* _What you need to do_
Copy each of the following items line for line, without changing anything.

* _Data lines_

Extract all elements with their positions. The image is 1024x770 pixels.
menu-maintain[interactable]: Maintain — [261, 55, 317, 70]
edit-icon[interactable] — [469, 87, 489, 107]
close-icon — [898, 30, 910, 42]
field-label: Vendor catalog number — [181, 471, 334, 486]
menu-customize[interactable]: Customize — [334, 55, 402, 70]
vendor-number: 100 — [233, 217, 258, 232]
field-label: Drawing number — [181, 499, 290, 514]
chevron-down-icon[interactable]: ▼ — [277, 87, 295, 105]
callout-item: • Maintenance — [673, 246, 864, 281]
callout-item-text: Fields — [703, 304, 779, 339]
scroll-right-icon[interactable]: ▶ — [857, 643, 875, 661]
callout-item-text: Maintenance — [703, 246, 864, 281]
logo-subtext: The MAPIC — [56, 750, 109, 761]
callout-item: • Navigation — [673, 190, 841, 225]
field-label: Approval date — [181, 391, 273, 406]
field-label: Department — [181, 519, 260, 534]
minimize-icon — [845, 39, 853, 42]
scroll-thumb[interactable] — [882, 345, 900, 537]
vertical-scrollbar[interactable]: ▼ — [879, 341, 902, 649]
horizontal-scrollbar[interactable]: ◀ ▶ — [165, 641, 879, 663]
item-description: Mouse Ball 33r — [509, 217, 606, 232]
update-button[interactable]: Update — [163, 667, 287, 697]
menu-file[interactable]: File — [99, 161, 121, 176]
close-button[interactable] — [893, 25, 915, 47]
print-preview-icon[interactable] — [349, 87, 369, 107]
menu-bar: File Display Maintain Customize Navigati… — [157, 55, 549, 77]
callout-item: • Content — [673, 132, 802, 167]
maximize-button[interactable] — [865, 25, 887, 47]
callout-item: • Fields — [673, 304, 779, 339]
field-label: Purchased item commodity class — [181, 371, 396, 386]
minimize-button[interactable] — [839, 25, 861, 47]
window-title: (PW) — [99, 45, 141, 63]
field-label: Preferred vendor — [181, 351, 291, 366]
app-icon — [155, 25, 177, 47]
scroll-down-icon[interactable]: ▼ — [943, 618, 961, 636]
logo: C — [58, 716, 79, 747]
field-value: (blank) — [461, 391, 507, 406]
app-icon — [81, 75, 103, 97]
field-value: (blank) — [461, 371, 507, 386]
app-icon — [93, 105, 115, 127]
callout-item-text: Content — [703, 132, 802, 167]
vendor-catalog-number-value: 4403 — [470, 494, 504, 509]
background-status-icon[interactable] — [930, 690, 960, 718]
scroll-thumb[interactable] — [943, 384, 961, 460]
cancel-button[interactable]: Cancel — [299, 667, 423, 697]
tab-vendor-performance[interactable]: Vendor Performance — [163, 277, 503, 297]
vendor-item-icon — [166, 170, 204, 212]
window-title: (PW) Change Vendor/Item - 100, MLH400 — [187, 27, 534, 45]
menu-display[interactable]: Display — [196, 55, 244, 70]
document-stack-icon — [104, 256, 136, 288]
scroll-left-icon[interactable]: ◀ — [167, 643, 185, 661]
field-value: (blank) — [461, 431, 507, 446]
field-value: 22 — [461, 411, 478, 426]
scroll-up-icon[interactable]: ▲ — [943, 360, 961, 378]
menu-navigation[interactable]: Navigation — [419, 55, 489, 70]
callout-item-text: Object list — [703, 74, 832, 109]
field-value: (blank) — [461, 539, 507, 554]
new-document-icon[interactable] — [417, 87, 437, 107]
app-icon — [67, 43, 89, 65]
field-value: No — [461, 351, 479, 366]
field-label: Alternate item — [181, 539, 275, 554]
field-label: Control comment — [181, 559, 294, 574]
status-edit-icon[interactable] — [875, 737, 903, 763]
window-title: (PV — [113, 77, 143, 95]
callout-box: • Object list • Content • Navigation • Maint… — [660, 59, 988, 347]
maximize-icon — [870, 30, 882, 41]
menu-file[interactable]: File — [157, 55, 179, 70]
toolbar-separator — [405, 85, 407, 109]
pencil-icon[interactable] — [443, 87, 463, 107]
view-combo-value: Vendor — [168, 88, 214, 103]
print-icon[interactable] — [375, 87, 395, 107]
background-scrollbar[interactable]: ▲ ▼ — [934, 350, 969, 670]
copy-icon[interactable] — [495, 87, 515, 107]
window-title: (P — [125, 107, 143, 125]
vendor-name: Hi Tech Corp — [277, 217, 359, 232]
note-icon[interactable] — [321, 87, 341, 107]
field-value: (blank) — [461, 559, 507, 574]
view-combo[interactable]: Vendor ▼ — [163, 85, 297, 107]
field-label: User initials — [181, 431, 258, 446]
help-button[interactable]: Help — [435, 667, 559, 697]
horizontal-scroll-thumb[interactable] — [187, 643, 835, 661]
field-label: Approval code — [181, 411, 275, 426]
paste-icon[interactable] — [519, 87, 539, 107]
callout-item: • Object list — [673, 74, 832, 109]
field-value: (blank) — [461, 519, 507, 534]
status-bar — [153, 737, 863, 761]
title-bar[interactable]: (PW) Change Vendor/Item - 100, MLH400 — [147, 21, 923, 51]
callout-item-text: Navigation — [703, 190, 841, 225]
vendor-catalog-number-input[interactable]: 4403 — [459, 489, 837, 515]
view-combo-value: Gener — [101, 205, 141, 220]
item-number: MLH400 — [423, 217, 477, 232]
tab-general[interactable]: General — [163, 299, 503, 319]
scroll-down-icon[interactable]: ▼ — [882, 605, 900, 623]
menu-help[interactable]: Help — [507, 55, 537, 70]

* _Written answer_
Extract all elements with their positions. The image is 1024x770 pixels.
menu-maintain[interactable]: Maintain — [261, 55, 317, 70]
edit-icon[interactable] — [469, 87, 489, 107]
close-icon — [898, 30, 910, 42]
field-label: Vendor catalog number — [181, 471, 334, 486]
menu-customize[interactable]: Customize — [334, 55, 402, 70]
vendor-number: 100 — [233, 217, 258, 232]
field-label: Drawing number — [181, 499, 290, 514]
chevron-down-icon[interactable]: ▼ — [277, 87, 295, 105]
callout-item: • Maintenance — [673, 246, 864, 281]
callout-item-text: Fields — [703, 304, 779, 339]
scroll-right-icon[interactable]: ▶ — [857, 643, 875, 661]
callout-item-text: Maintenance — [703, 246, 864, 281]
logo-subtext: The MAPIC — [56, 750, 109, 761]
callout-item: • Navigation — [673, 190, 841, 225]
field-label: Approval date — [181, 391, 273, 406]
field-label: Department — [181, 519, 260, 534]
minimize-icon — [845, 39, 853, 42]
scroll-thumb[interactable] — [882, 345, 900, 537]
vertical-scrollbar[interactable]: ▼ — [879, 341, 902, 649]
horizontal-scrollbar[interactable]: ◀ ▶ — [165, 641, 879, 663]
item-description: Mouse Ball 33r — [509, 217, 606, 232]
update-button[interactable]: Update — [163, 667, 287, 697]
menu-file[interactable]: File — [99, 161, 121, 176]
close-button[interactable] — [893, 25, 915, 47]
print-preview-icon[interactable] — [349, 87, 369, 107]
menu-bar: File Display Maintain Customize Navigati… — [157, 55, 549, 77]
callout-item: • Content — [673, 132, 802, 167]
maximize-button[interactable] — [865, 25, 887, 47]
callout-item: • Fields — [673, 304, 779, 339]
field-label: Purchased item commodity class — [181, 371, 396, 386]
minimize-button[interactable] — [839, 25, 861, 47]
window-title: (PW) — [99, 45, 141, 63]
field-label: Preferred vendor — [181, 351, 291, 366]
app-icon — [155, 25, 177, 47]
scroll-down-icon[interactable]: ▼ — [943, 618, 961, 636]
logo: C — [58, 716, 79, 747]
field-value: (blank) — [461, 391, 507, 406]
app-icon — [81, 75, 103, 97]
field-value: (blank) — [461, 371, 507, 386]
app-icon — [93, 105, 115, 127]
callout-item-text: Content — [703, 132, 802, 167]
vendor-catalog-number-value: 4403 — [470, 494, 504, 509]
background-status-icon[interactable] — [930, 690, 960, 718]
scroll-thumb[interactable] — [943, 384, 961, 460]
cancel-button[interactable]: Cancel — [299, 667, 423, 697]
tab-vendor-performance[interactable]: Vendor Performance — [163, 277, 503, 297]
vendor-item-icon — [166, 170, 204, 212]
window-title: (PW) Change Vendor/Item - 100, MLH400 — [187, 27, 534, 45]
menu-display[interactable]: Display — [196, 55, 244, 70]
document-stack-icon — [104, 256, 136, 288]
scroll-left-icon[interactable]: ◀ — [167, 643, 185, 661]
field-value: (blank) — [461, 431, 507, 446]
field-value: 22 — [461, 411, 478, 426]
scroll-up-icon[interactable]: ▲ — [943, 360, 961, 378]
menu-navigation[interactable]: Navigation — [419, 55, 489, 70]
callout-item-text: Object list — [703, 74, 832, 109]
field-value: (blank) — [461, 539, 507, 554]
new-document-icon[interactable] — [417, 87, 437, 107]
app-icon — [67, 43, 89, 65]
field-value: No — [461, 351, 479, 366]
field-label: Alternate item — [181, 539, 275, 554]
field-label: Control comment — [181, 559, 294, 574]
status-edit-icon[interactable] — [875, 737, 903, 763]
window-title: (PV — [113, 77, 143, 95]
callout-box: • Object list • Content • Navigation • Maint… — [660, 59, 988, 347]
maximize-icon — [870, 30, 882, 41]
menu-file[interactable]: File — [157, 55, 179, 70]
toolbar-separator — [405, 85, 407, 109]
pencil-icon[interactable] — [443, 87, 463, 107]
view-combo-value: Vendor — [168, 88, 214, 103]
print-icon[interactable] — [375, 87, 395, 107]
background-scrollbar[interactable]: ▲ ▼ — [934, 350, 969, 670]
copy-icon[interactable] — [495, 87, 515, 107]
window-title: (P — [125, 107, 143, 125]
vendor-name: Hi Tech Corp — [277, 217, 359, 232]
note-icon[interactable] — [321, 87, 341, 107]
field-value: (blank) — [461, 559, 507, 574]
view-combo[interactable]: Vendor ▼ — [163, 85, 297, 107]
field-label: User initials — [181, 431, 258, 446]
help-button[interactable]: Help — [435, 667, 559, 697]
horizontal-scroll-thumb[interactable] — [187, 643, 835, 661]
field-label: Approval code — [181, 411, 275, 426]
paste-icon[interactable] — [519, 87, 539, 107]
callout-item: • Object list — [673, 74, 832, 109]
field-value: (blank) — [461, 519, 507, 534]
status-bar — [153, 737, 863, 761]
title-bar[interactable]: (PW) Change Vendor/Item - 100, MLH400 — [147, 21, 923, 51]
callout-item-text: Navigation — [703, 190, 841, 225]
vendor-catalog-number-input[interactable]: 4403 — [459, 489, 837, 515]
view-combo-value: Gener — [101, 205, 141, 220]
item-number: MLH400 — [423, 217, 477, 232]
tab-general[interactable]: General — [163, 299, 503, 319]
scroll-down-icon[interactable]: ▼ — [882, 605, 900, 623]
menu-help[interactable]: Help — [507, 55, 537, 70]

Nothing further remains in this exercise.